# Instruction
Copy every line in which the string "Cimetière" occurs.

# Excerpted records
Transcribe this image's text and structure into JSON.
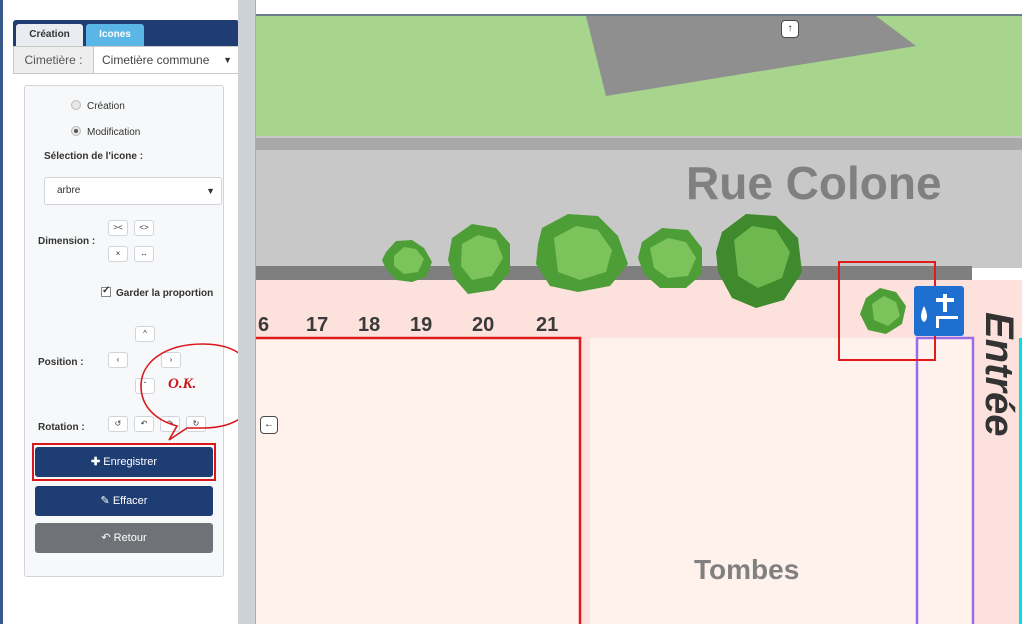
{
  "sidebar": {
    "tabs": [
      {
        "label": "Création"
      },
      {
        "label": "Icones"
      }
    ],
    "cimetiere_label": "Cimetière :",
    "cimetiere_value": "Cimetière commune",
    "mode_creation": "Création",
    "mode_modification": "Modification",
    "selection_label": "Sélection de l'icone :",
    "icon_select_value": "arbre",
    "dimension_label": "Dimension :",
    "keep_proportion_label": "Garder la proportion",
    "position_label": "Position :",
    "rotation_label": "Rotation :",
    "save_label": "Enregistrer",
    "clear_label": "Effacer",
    "back_label": "Retour",
    "annotation_text": "O.K."
  },
  "map": {
    "street": "Rue Colone",
    "plot_numbers": [
      "6",
      "17",
      "18",
      "19",
      "20",
      "21"
    ],
    "tombes_label": "Tombes",
    "entree_label": "Entrée"
  },
  "colors": {
    "navy": "#1e3d73",
    "tab_active": "#59b6e6",
    "grass": "#a8d58d",
    "road": "#c8c8c8",
    "sidewalk": "#fde1dc",
    "plot_border": "#e01b1b",
    "entrance_border": "#9a6ce8",
    "annotation_red": "#d9171d"
  },
  "icons": [
    "tree-icon",
    "water-tap-icon",
    "arrow-up-icon",
    "arrow-left-icon",
    "plus-icon",
    "brush-icon",
    "undo-icon"
  ]
}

# Result for this task
    "cimetiere_label": "Cimetière :",
    "cimetiere_value": "Cimetière commune",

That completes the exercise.